Challenge: Give the material once more, word for word, without any images.

Task input:
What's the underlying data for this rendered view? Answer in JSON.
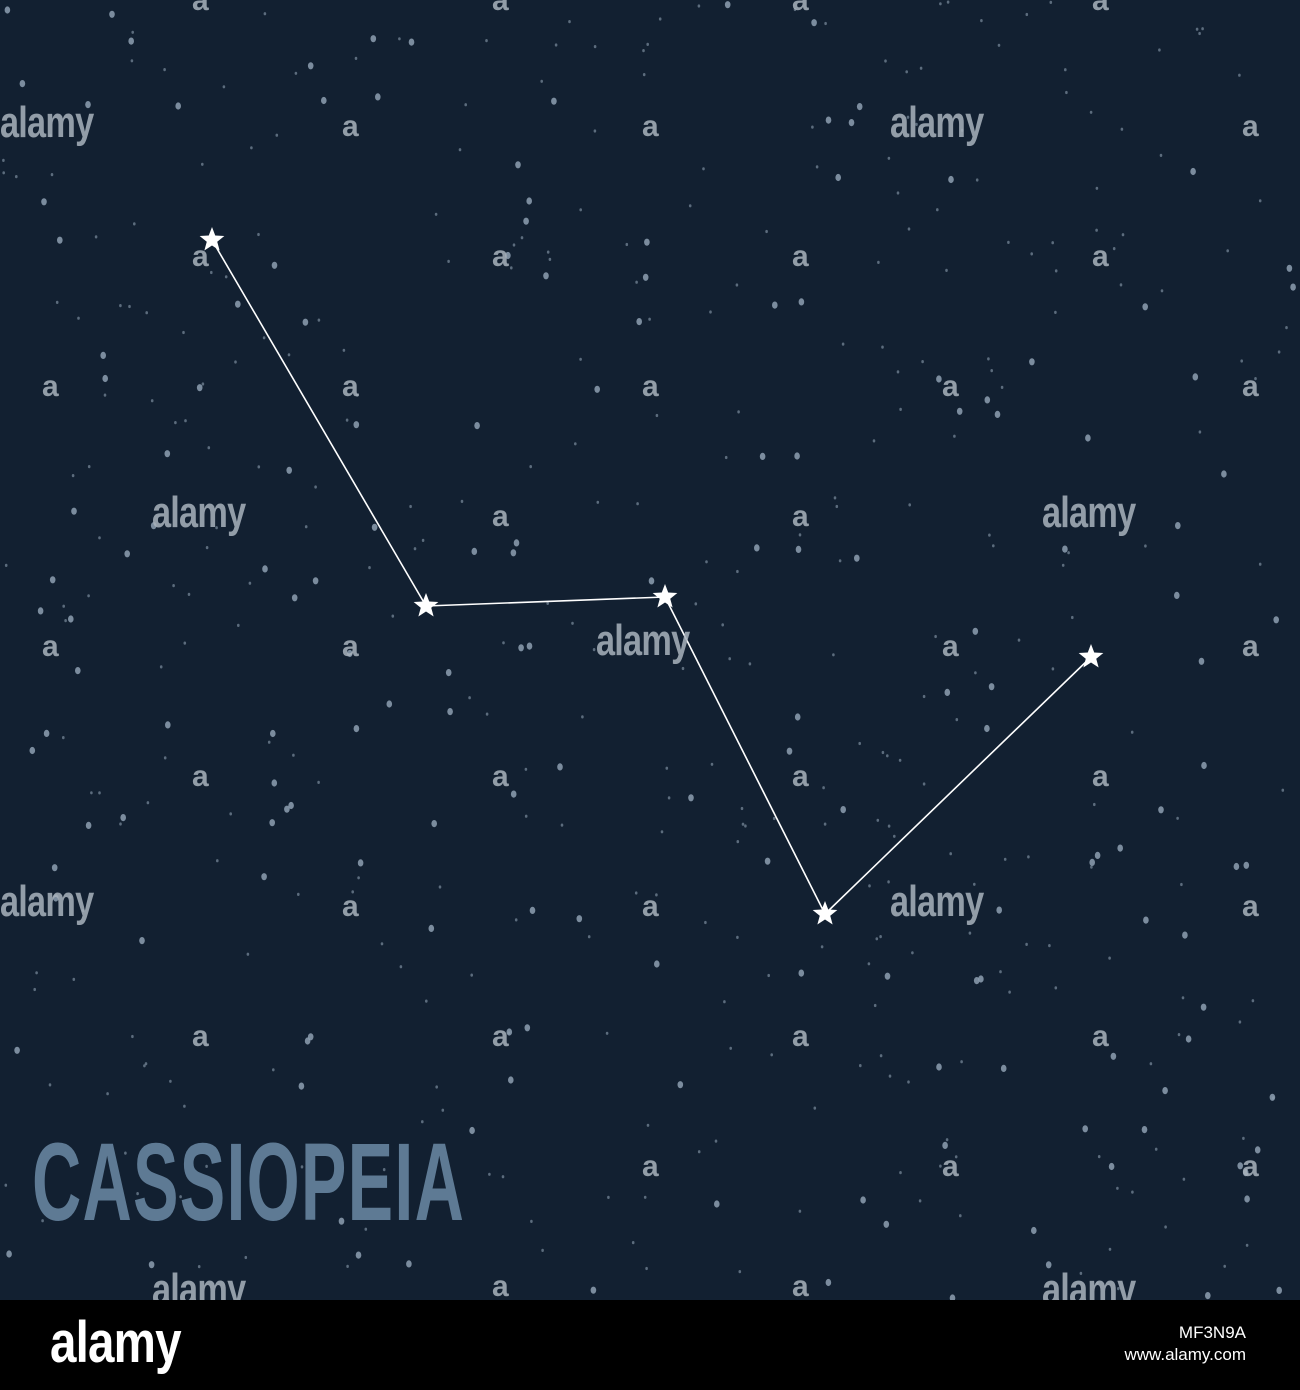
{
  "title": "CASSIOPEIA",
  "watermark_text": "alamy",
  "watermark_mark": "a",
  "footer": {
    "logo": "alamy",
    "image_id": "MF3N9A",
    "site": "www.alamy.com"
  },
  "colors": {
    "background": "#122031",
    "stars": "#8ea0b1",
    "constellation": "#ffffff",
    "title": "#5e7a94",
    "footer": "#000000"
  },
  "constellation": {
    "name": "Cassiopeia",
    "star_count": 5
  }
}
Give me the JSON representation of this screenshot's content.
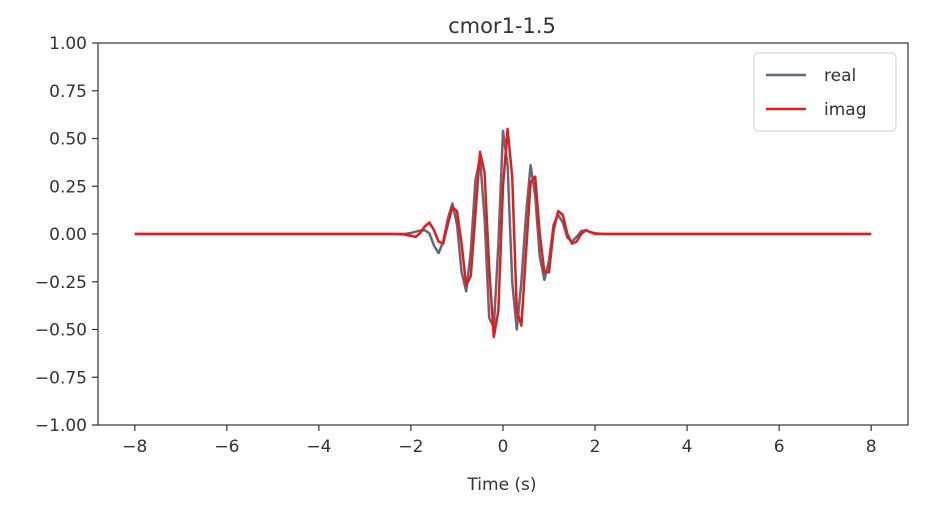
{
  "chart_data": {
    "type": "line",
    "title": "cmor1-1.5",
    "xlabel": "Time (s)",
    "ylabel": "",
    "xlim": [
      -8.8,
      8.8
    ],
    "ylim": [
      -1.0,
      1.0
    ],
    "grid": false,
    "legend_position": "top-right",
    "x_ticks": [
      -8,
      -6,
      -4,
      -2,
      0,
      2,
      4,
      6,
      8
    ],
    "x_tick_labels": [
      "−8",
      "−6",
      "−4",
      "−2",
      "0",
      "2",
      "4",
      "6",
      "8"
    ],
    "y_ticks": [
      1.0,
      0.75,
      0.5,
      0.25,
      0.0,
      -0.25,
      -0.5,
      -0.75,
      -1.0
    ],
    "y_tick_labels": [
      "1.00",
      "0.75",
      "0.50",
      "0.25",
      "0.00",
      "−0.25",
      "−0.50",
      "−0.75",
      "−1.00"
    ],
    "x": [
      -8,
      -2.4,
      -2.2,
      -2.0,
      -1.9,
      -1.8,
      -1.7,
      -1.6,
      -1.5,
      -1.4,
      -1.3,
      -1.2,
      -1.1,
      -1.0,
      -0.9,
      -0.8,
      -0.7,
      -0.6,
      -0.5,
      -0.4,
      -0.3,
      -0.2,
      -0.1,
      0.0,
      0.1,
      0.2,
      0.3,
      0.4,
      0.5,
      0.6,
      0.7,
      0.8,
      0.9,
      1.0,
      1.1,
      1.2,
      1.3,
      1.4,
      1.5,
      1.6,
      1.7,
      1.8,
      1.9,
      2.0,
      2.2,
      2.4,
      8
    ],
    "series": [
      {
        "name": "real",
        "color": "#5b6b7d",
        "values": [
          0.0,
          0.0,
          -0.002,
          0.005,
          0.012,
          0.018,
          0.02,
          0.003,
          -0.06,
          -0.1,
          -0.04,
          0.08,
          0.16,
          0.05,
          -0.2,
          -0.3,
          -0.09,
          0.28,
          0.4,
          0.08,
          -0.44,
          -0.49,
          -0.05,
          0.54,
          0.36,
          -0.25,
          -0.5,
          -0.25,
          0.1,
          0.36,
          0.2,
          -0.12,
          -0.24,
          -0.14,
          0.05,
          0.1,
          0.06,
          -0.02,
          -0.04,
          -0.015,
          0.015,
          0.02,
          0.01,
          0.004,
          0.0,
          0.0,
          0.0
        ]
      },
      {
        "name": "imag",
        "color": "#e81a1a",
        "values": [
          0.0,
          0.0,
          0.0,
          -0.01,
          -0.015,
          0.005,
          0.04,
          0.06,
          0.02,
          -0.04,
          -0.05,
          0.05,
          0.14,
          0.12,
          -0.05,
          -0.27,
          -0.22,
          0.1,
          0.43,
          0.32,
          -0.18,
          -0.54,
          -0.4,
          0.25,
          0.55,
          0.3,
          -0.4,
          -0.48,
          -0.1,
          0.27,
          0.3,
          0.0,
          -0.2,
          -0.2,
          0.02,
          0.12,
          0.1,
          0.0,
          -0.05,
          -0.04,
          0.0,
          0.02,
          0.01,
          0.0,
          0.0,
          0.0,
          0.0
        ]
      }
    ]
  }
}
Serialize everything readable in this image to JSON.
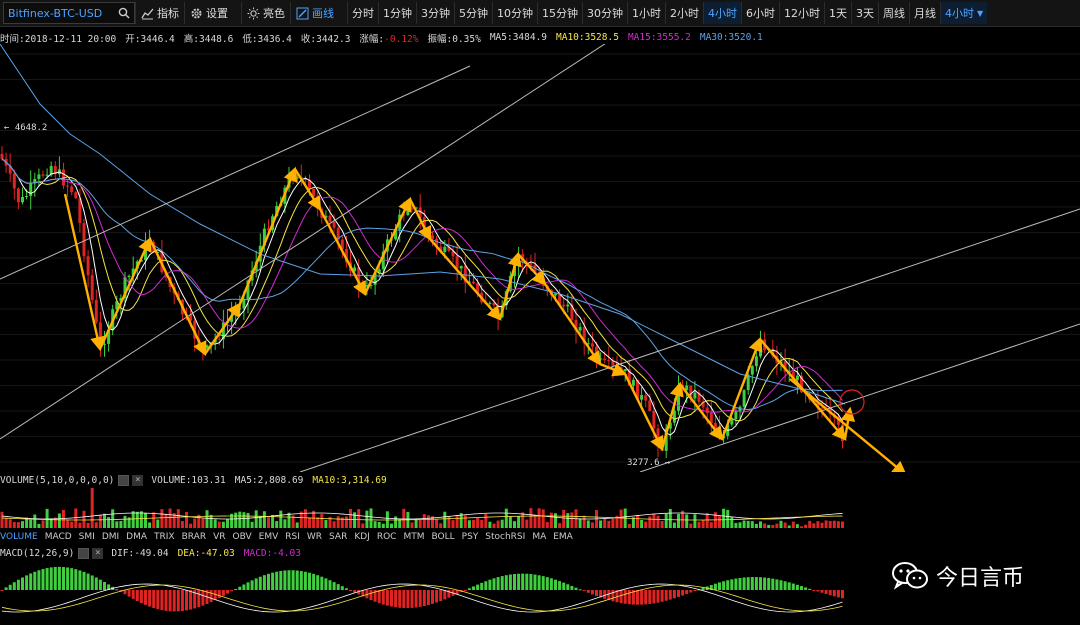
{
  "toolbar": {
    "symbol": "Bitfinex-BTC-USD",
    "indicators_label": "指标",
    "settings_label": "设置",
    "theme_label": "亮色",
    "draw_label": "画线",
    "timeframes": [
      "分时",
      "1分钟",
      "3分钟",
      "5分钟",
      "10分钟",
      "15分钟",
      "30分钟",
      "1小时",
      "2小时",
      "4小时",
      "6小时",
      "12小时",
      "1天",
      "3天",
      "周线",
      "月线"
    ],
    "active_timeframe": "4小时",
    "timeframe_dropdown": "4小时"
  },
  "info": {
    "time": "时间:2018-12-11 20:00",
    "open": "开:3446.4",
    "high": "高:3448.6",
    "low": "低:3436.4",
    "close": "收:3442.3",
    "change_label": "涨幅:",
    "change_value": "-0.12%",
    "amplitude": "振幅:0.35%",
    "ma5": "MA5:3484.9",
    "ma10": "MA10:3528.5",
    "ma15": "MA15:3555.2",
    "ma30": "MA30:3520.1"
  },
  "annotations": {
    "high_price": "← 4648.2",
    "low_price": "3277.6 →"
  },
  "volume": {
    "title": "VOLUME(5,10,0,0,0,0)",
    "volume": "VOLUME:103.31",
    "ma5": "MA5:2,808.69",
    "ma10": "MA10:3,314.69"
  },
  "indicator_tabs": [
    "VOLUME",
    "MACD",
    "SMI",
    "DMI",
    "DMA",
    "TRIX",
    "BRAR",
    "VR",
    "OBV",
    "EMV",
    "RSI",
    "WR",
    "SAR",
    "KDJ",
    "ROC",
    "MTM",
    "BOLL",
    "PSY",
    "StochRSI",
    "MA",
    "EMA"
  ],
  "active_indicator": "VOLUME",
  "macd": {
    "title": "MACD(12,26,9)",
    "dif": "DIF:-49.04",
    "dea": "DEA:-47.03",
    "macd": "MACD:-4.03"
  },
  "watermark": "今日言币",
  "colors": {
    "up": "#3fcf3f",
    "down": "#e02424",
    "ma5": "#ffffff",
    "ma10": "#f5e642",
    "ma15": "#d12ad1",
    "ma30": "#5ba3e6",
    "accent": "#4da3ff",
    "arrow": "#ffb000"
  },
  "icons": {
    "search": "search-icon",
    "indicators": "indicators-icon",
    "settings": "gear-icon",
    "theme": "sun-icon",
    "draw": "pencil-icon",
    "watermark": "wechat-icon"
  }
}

Task result:
What's the underlying data for this rendered view? Answer in JSON.
{
  "title": "CASSIOPEIA",
  "watermark_text": "alamy",
  "watermark_mark": "a",
  "footer": {
    "logo": "alamy",
    "image_id": "MF3N9A",
    "site": "www.alamy.com"
  },
  "colors": {
    "background": "#122031",
    "stars": "#8ea0b1",
    "constellation": "#ffffff",
    "title": "#5e7a94",
    "footer": "#000000"
  },
  "constellation": {
    "name": "Cassiopeia",
    "star_count": 5
  }
}
Give me the JSON representation of this screenshot's content.
{
  "chart_data": {
    "type": "line",
    "title": "cmor1-1.5",
    "xlabel": "Time (s)",
    "ylabel": "",
    "xlim": [
      -8.8,
      8.8
    ],
    "ylim": [
      -1.0,
      1.0
    ],
    "grid": false,
    "legend_position": "top-right",
    "x_ticks": [
      -8,
      -6,
      -4,
      -2,
      0,
      2,
      4,
      6,
      8
    ],
    "x_tick_labels": [
      "−8",
      "−6",
      "−4",
      "−2",
      "0",
      "2",
      "4",
      "6",
      "8"
    ],
    "y_ticks": [
      1.0,
      0.75,
      0.5,
      0.25,
      0.0,
      -0.25,
      -0.5,
      -0.75,
      -1.0
    ],
    "y_tick_labels": [
      "1.00",
      "0.75",
      "0.50",
      "0.25",
      "0.00",
      "−0.25",
      "−0.50",
      "−0.75",
      "−1.00"
    ],
    "x": [
      -8,
      -2.4,
      -2.2,
      -2.0,
      -1.9,
      -1.8,
      -1.7,
      -1.6,
      -1.5,
      -1.4,
      -1.3,
      -1.2,
      -1.1,
      -1.0,
      -0.9,
      -0.8,
      -0.7,
      -0.6,
      -0.5,
      -0.4,
      -0.3,
      -0.2,
      -0.1,
      0.0,
      0.1,
      0.2,
      0.3,
      0.4,
      0.5,
      0.6,
      0.7,
      0.8,
      0.9,
      1.0,
      1.1,
      1.2,
      1.3,
      1.4,
      1.5,
      1.6,
      1.7,
      1.8,
      1.9,
      2.0,
      2.2,
      2.4,
      8
    ],
    "series": [
      {
        "name": "real",
        "color": "#5b6b7d",
        "values": [
          0.0,
          0.0,
          -0.002,
          0.005,
          0.012,
          0.018,
          0.02,
          0.003,
          -0.06,
          -0.1,
          -0.04,
          0.08,
          0.16,
          0.05,
          -0.2,
          -0.3,
          -0.09,
          0.28,
          0.4,
          0.08,
          -0.44,
          -0.49,
          -0.05,
          0.54,
          0.36,
          -0.25,
          -0.5,
          -0.25,
          0.1,
          0.36,
          0.2,
          -0.12,
          -0.24,
          -0.14,
          0.05,
          0.1,
          0.06,
          -0.02,
          -0.04,
          -0.015,
          0.015,
          0.02,
          0.01,
          0.004,
          0.0,
          0.0,
          0.0
        ]
      },
      {
        "name": "imag",
        "color": "#e81a1a",
        "values": [
          0.0,
          0.0,
          0.0,
          -0.01,
          -0.015,
          0.005,
          0.04,
          0.06,
          0.02,
          -0.04,
          -0.05,
          0.05,
          0.14,
          0.12,
          -0.05,
          -0.27,
          -0.22,
          0.1,
          0.43,
          0.32,
          -0.18,
          -0.54,
          -0.4,
          0.25,
          0.55,
          0.3,
          -0.4,
          -0.48,
          -0.1,
          0.27,
          0.3,
          0.0,
          -0.2,
          -0.2,
          0.02,
          0.12,
          0.1,
          0.0,
          -0.05,
          -0.04,
          0.0,
          0.02,
          0.01,
          0.0,
          0.0,
          0.0,
          0.0
        ]
      }
    ]
  }
}
Serialize everything readable in this image to JSON.
{
  "toolbar": {
    "symbol": "Bitfinex-BTC-USD",
    "indicators_label": "指标",
    "settings_label": "设置",
    "theme_label": "亮色",
    "draw_label": "画线",
    "timeframes": [
      "分时",
      "1分钟",
      "3分钟",
      "5分钟",
      "10分钟",
      "15分钟",
      "30分钟",
      "1小时",
      "2小时",
      "4小时",
      "6小时",
      "12小时",
      "1天",
      "3天",
      "周线",
      "月线"
    ],
    "active_timeframe": "4小时",
    "timeframe_dropdown": "4小时"
  },
  "info": {
    "time": "时间:2018-12-11 20:00",
    "open": "开:3446.4",
    "high": "高:3448.6",
    "low": "低:3436.4",
    "close": "收:3442.3",
    "change_label": "涨幅:",
    "change_value": "-0.12%",
    "amplitude": "振幅:0.35%",
    "ma5": "MA5:3484.9",
    "ma10": "MA10:3528.5",
    "ma15": "MA15:3555.2",
    "ma30": "MA30:3520.1"
  },
  "annotations": {
    "high_price": "← 4648.2",
    "low_price": "3277.6 →"
  },
  "volume": {
    "title": "VOLUME(5,10,0,0,0,0)",
    "volume": "VOLUME:103.31",
    "ma5": "MA5:2,808.69",
    "ma10": "MA10:3,314.69"
  },
  "indicator_tabs": [
    "VOLUME",
    "MACD",
    "SMI",
    "DMI",
    "DMA",
    "TRIX",
    "BRAR",
    "VR",
    "OBV",
    "EMV",
    "RSI",
    "WR",
    "SAR",
    "KDJ",
    "ROC",
    "MTM",
    "BOLL",
    "PSY",
    "StochRSI",
    "MA",
    "EMA"
  ],
  "active_indicator": "VOLUME",
  "macd": {
    "title": "MACD(12,26,9)",
    "dif": "DIF:-49.04",
    "dea": "DEA:-47.03",
    "macd": "MACD:-4.03"
  },
  "watermark": "今日言币",
  "colors": {
    "up": "#3fcf3f",
    "down": "#e02424",
    "ma5": "#ffffff",
    "ma10": "#f5e642",
    "ma15": "#d12ad1",
    "ma30": "#5ba3e6",
    "accent": "#4da3ff",
    "arrow": "#ffb000"
  },
  "icons": {
    "search": "search-icon",
    "indicators": "indicators-icon",
    "settings": "gear-icon",
    "theme": "sun-icon",
    "draw": "pencil-icon",
    "watermark": "wechat-icon"
  }
}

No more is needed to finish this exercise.